>>>

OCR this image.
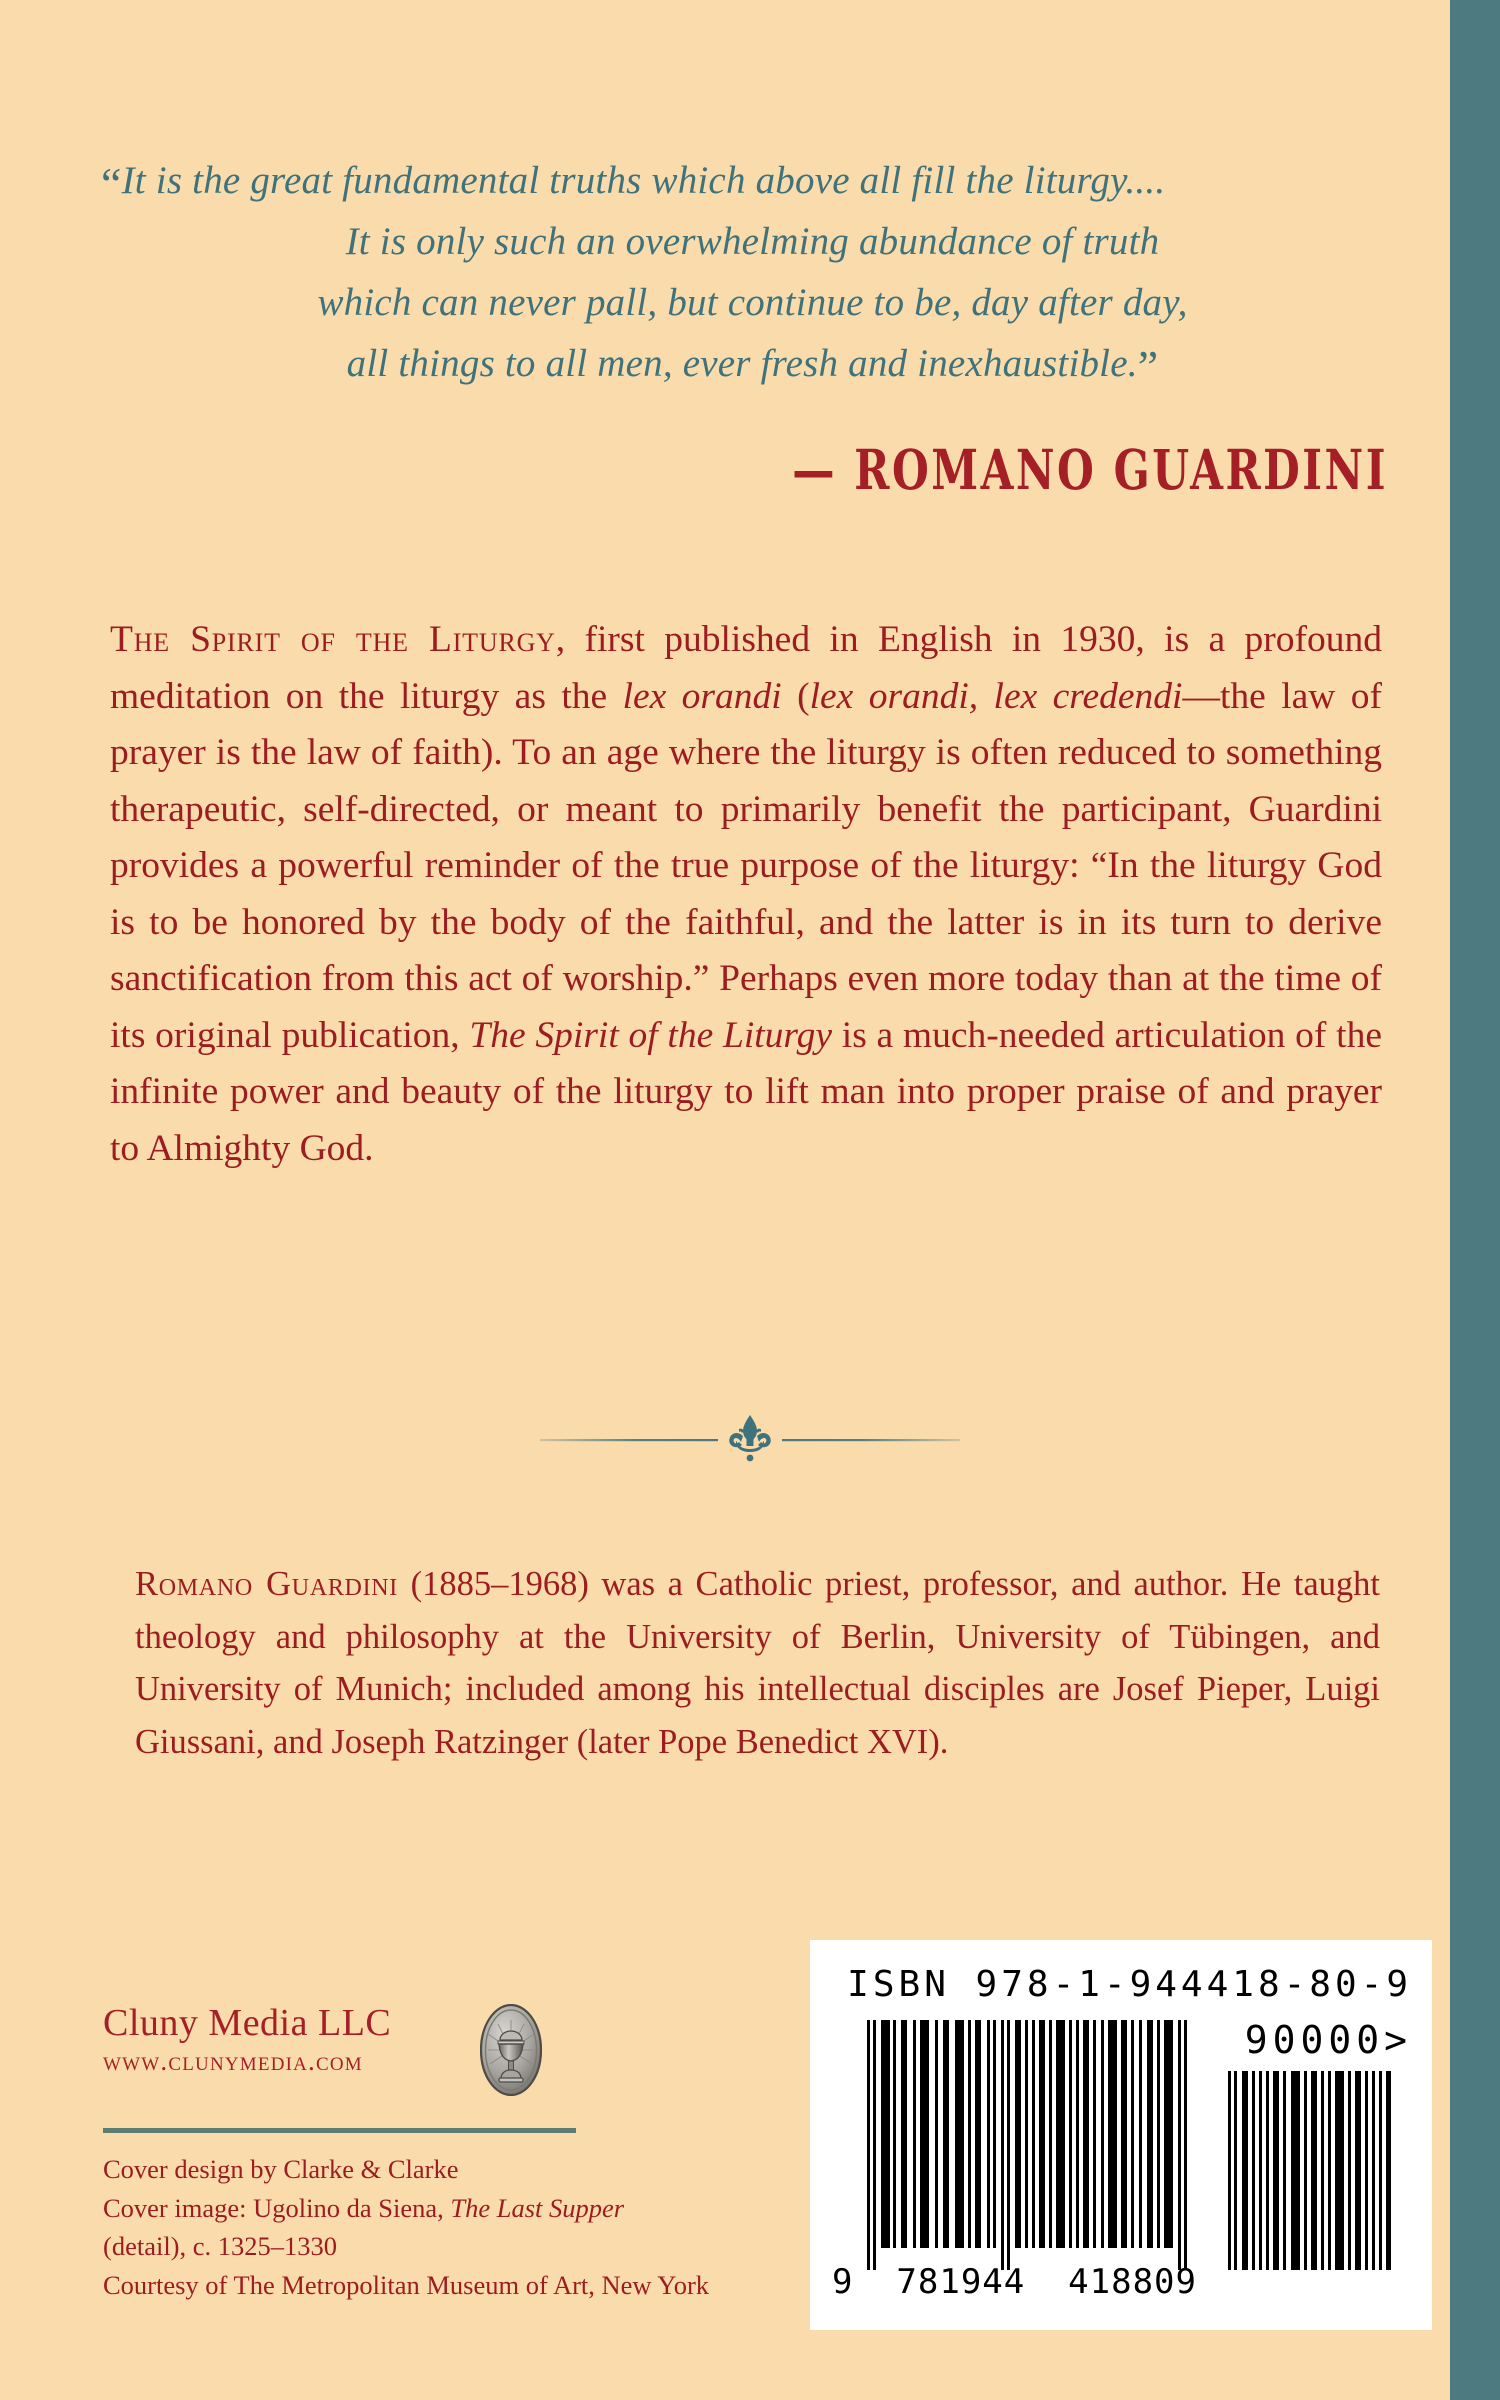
“It is the great fundamental truths which above all fill the liturgy....
It is only such an overwhelming abundance of truth
which can never pall, but continue to be, day after day,
all things to all men, ever fresh and inexhaustible.”
— ROMANO GUARDINI
The Spirit of the Liturgy, first published in English in 1930, is a profound meditation on the liturgy as the lex orandi (lex orandi, lex credendi—the law of prayer is the law of faith). To an age where the liturgy is often reduced to something therapeutic, self-directed, or meant to primarily benefit the participant, Guardini provides a powerful reminder of the true purpose of the liturgy: “In the liturgy God is to be honored by the body of the faithful, and the latter is in its turn to derive sanctification from this act of worship.” Perhaps even more today than at the time of its original publication, The Spirit of the Liturgy is a much-needed articulation of the infinite power and beauty of the liturgy to lift man into proper praise of and prayer to Almighty God.
Romano Guardini (1885–1968) was a Catholic priest, professor, and author. He taught theology and philosophy at the University of Berlin, University of Tübingen, and University of Munich; included among his intellectual disciples are Josef Pieper, Luigi Giussani, and Joseph Ratzinger (later Pope Benedict XVI).
Cluny Media LLC
www.clunymedia.com
Cover design by Clarke & Clarke
Cover image: Ugolino da Siena, The Last Supper
(detail), c. 1325–1330
Courtesy of The Metropolitan Museum of Art, New York
ISBN 978-1-944418-80-9
90000>
9  781944  418809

<<<

Without the pictures, write out the whole listing above exactly as it appears.

WRITTEN REPLY =
OCR this image.
“It is the great fundamental truths which above all fill the liturgy....
It is only such an overwhelming abundance of truth
which can never pall, but continue to be, day after day,
all things to all men, ever fresh and inexhaustible.”
— ROMANO GUARDINI
The Spirit of the Liturgy, first published in English in 1930, is a profound meditation on the liturgy as the lex orandi (lex orandi, lex credendi—the law of prayer is the law of faith). To an age where the liturgy is often reduced to something therapeutic, self-directed, or meant to primarily benefit the participant, Guardini provides a powerful reminder of the true purpose of the liturgy: “In the liturgy God is to be honored by the body of the faithful, and the latter is in its turn to derive sanctification from this act of worship.” Perhaps even more today than at the time of its original publication, The Spirit of the Liturgy is a much-needed articulation of the infinite power and beauty of the liturgy to lift man into proper praise of and prayer to Almighty God.
Romano Guardini (1885–1968) was a Catholic priest, professor, and author. He taught theology and philosophy at the University of Berlin, University of Tübingen, and University of Munich; included among his intellectual disciples are Josef Pieper, Luigi Giussani, and Joseph Ratzinger (later Pope Benedict XVI).
Cluny Media LLC
www.clunymedia.com
Cover design by Clarke & Clarke
Cover image: Ugolino da Siena, The Last Supper
(detail), c. 1325–1330
Courtesy of The Metropolitan Museum of Art, New York
ISBN 978-1-944418-80-9
90000>
9  781944  418809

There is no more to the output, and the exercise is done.